**Instructions to follow**
Select the lines of the records containing the word "these" and list them.

**Provided information**
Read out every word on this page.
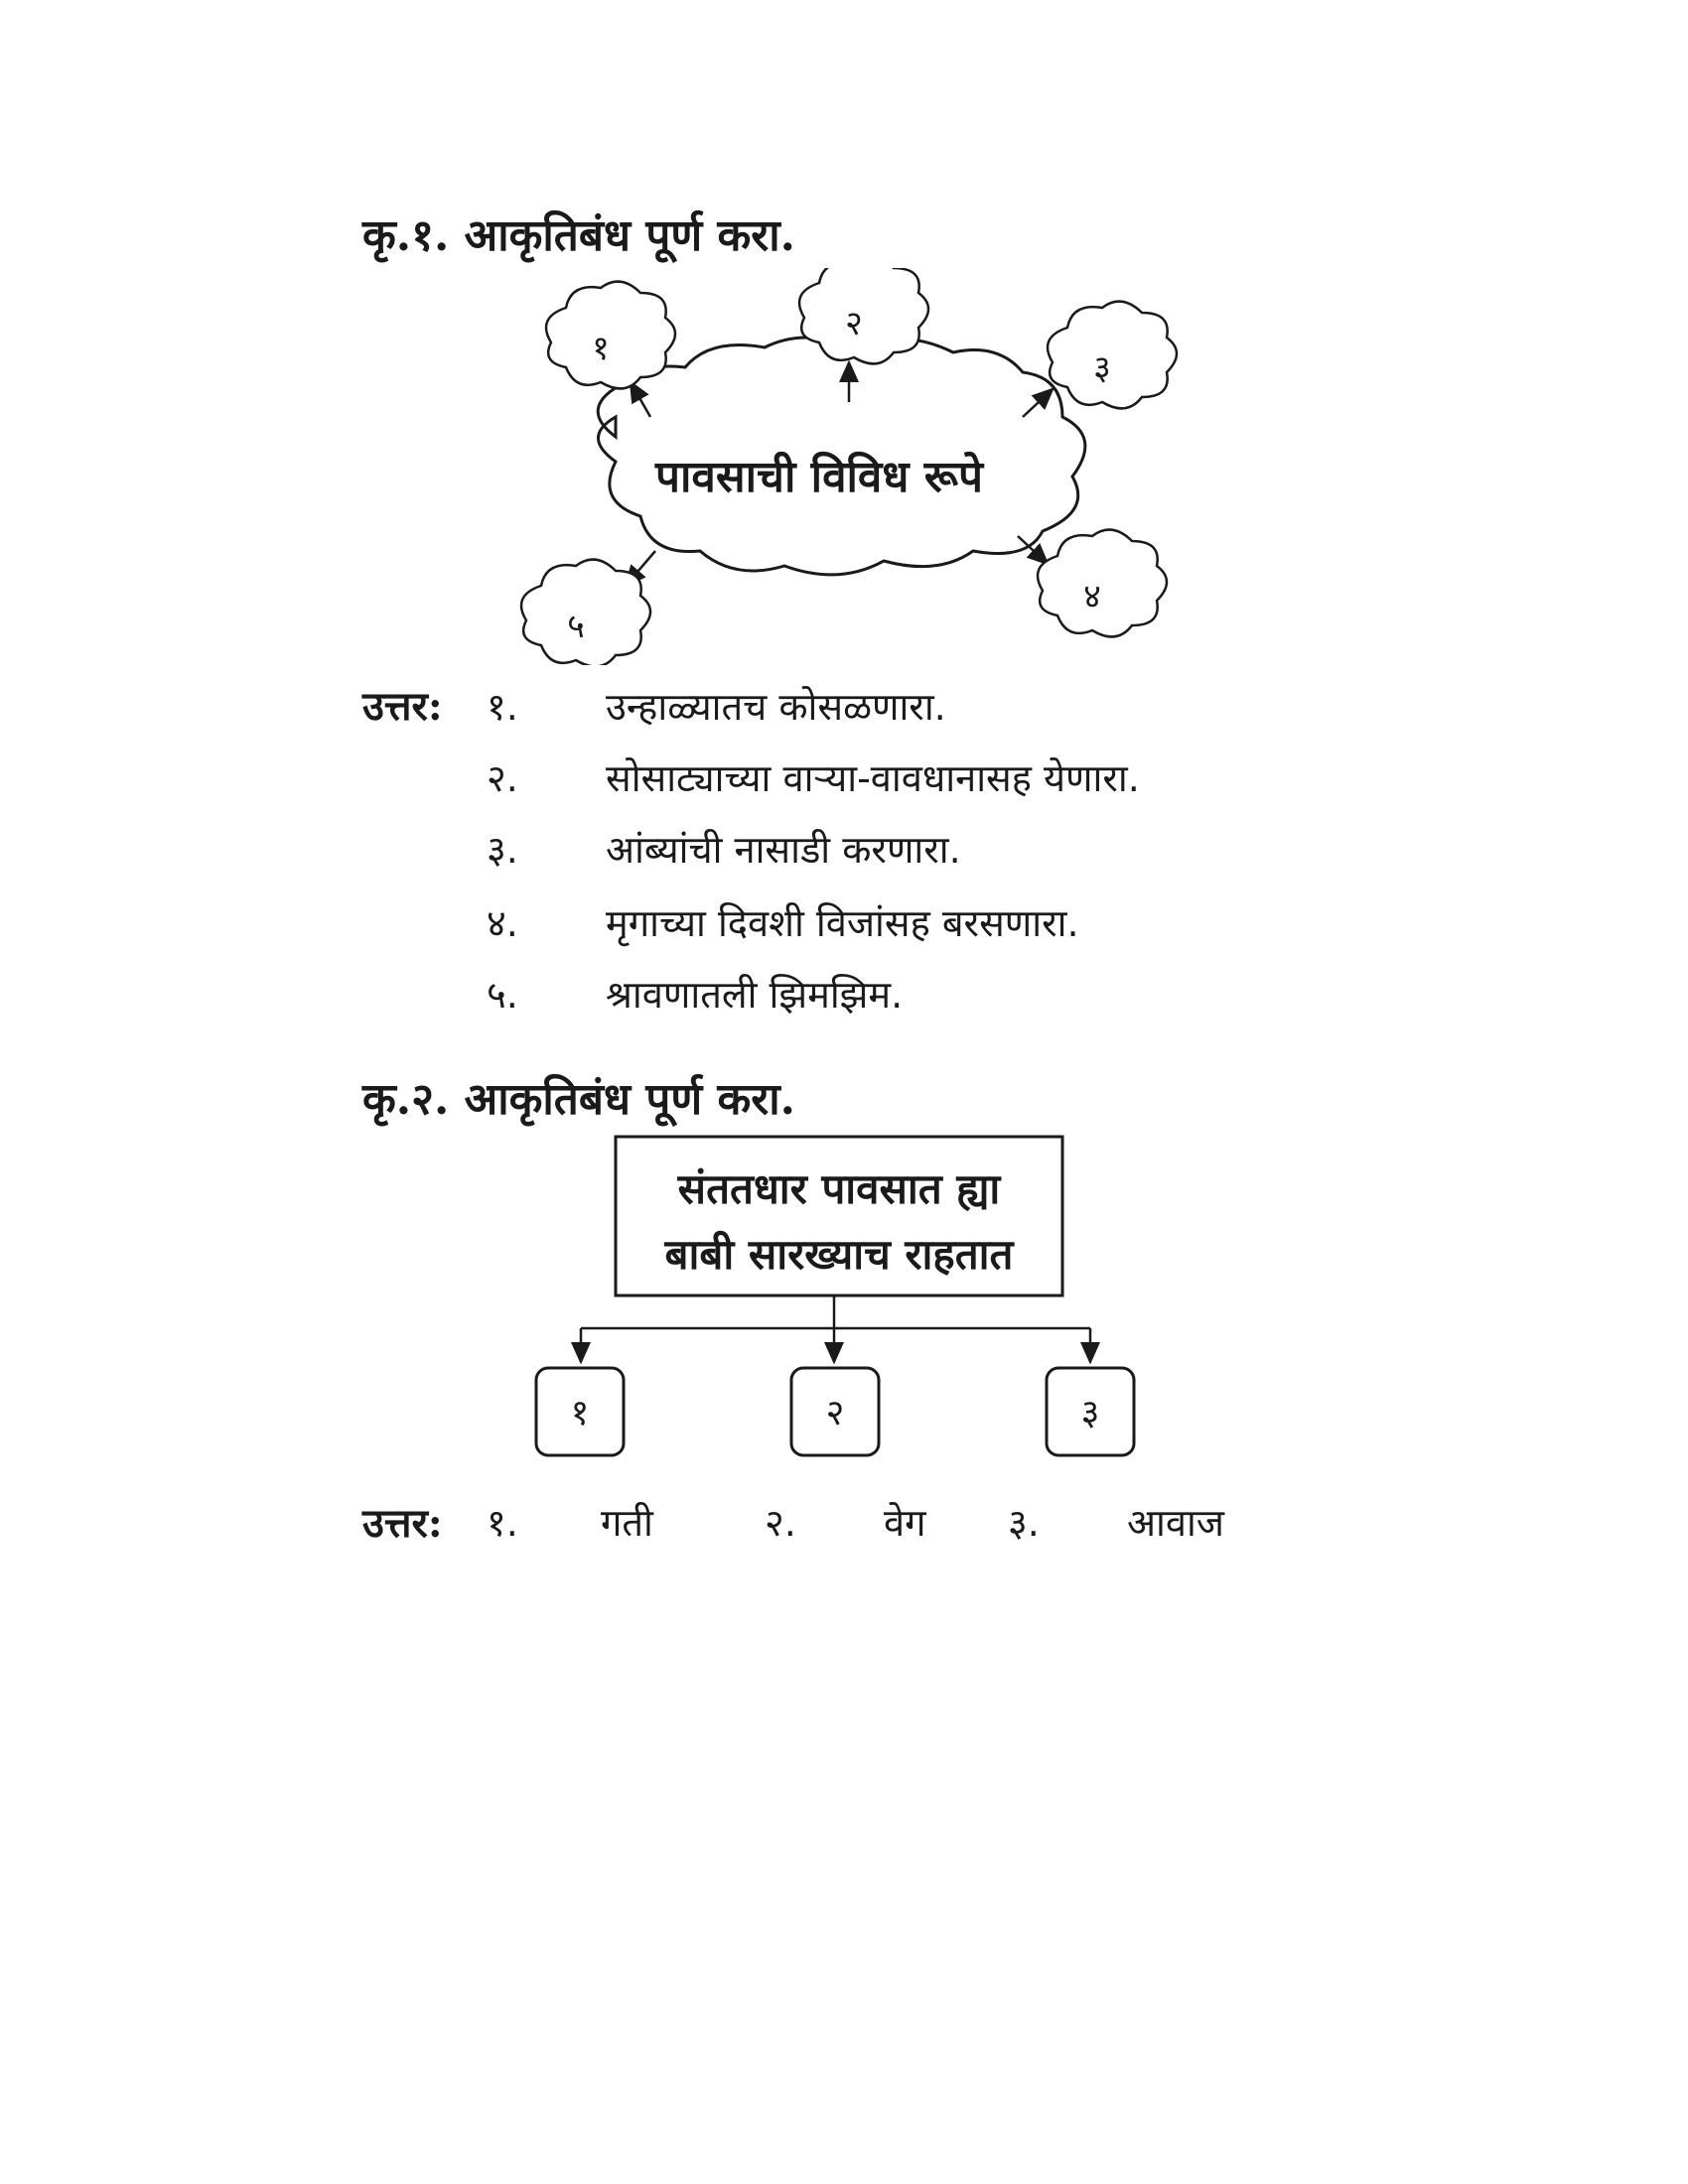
कृ.१. आकृतिबंध पूर्ण करा.
पावसाची विविध रूपे
१
२
३
४
५
उत्तर: १. उन्हाळ्यातच कोसळणारा.
२. सोसाट्याच्या वाऱ्या-वावधानासह येणारा.
३. आंब्यांची नासाडी करणारा.
४. मृगाच्या दिवशी विजांसह बरसणारा.
५. श्रावणातली झिमझिम.
कृ.२. आकृतिबंध पूर्ण करा.
संततधार पावसात ह्या
बाबी सारख्याच राहतात
१	२	३
उत्तर: १. गती	२. वेग ३. आवाज
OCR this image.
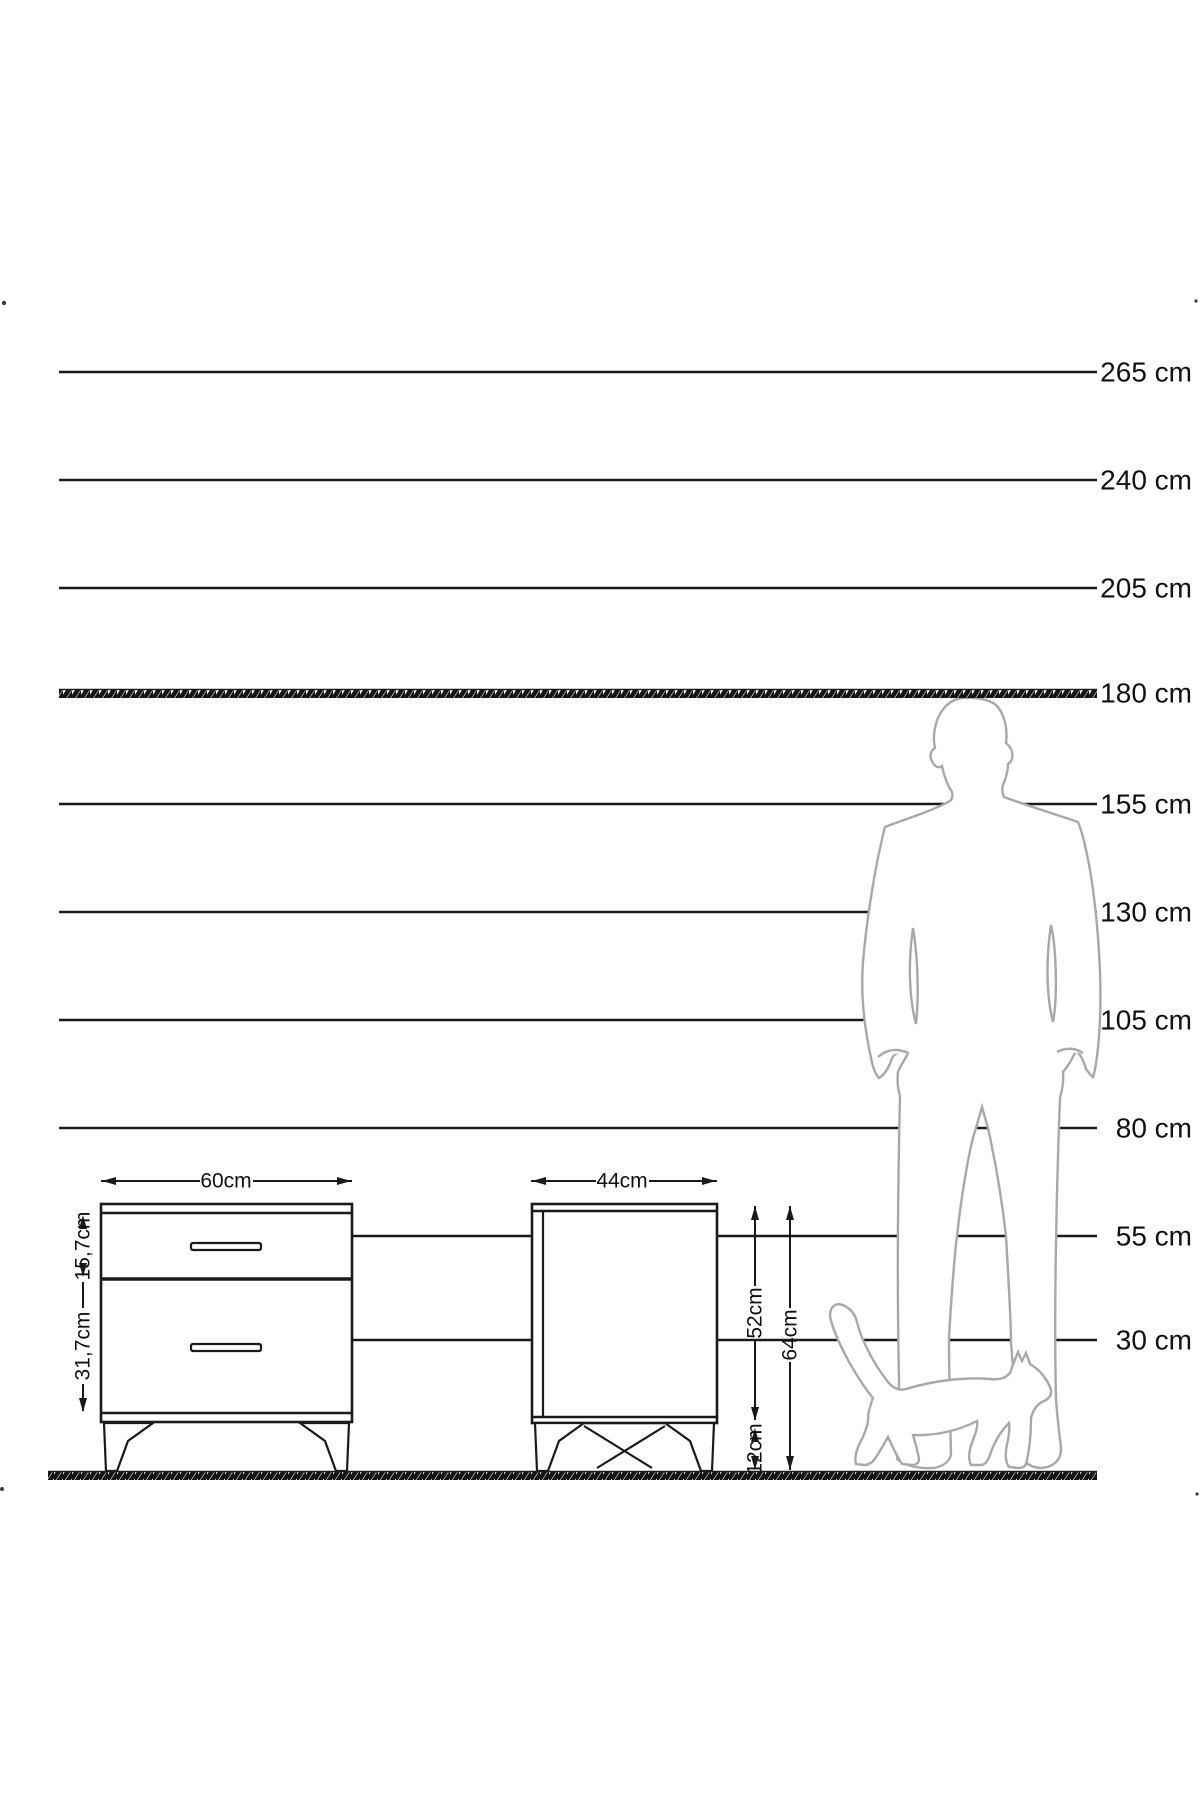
60cm	44cm
15,7cm
31,7cm	52cm
12cm
64cm
265 cm
240 cm
205 cm
180 cm
155 cm
130 cm
105 cm
80 cm
55 cm
30 cm
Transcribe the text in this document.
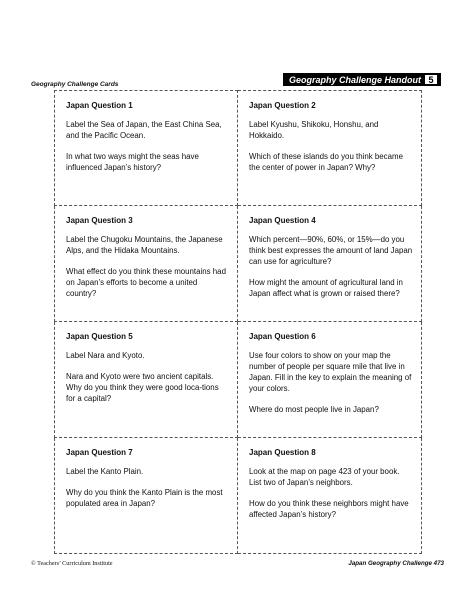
Geography Challenge Cards	Geography Challenge Handout 5

Japan Question 1

Label the Sea of Japan, the East China Sea, and the Pacific Ocean.

In what two ways might the seas have influenced Japan’s history?

Japan Question 2

Label Kyushu, Shikoku, Honshu, and Hokkaido.

Which of these islands do you think became the center of power in Japan? Why?

Japan Question 3

Label the Chugoku Mountains, the Japanese Alps, and the Hidaka Mountains.

What effect do you think these mountains had on Japan’s efforts to become a united country?

Japan Question 4

Which percent—90%, 60%, or 15%—do you think best expresses the amount of land Japan can use for agriculture?

How might the amount of agricultural land in Japan affect what is grown or raised there?

Japan Question 5

Label Nara and Kyoto.

Nara and Kyoto were two ancient capitals. Why do you think they were good loca-tions for a capital?

Japan Question 6

Use four colors to show on your map the number of people per square mile that live in Japan. Fill in the key to explain the meaning of your colors.

Where do most people live in Japan?

Japan Question 7

Label the Kanto Plain.

Why do you think the Kanto Plain is the most populated area in Japan?

Japan Question 8

Look at the map on page 423 of your book. List two of Japan’s neighbors.

How do you think these neighbors might have affected Japan’s history?

© Teachers’ Curriculum Institute	Japan Geography Challenge 473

**Final answer**
Which of these islands do you think became the center of power in Japan? Why?
What effect do you think these mountains had on Japan’s efforts to become a united country?
How do you think these neighbors might have affected Japan’s history?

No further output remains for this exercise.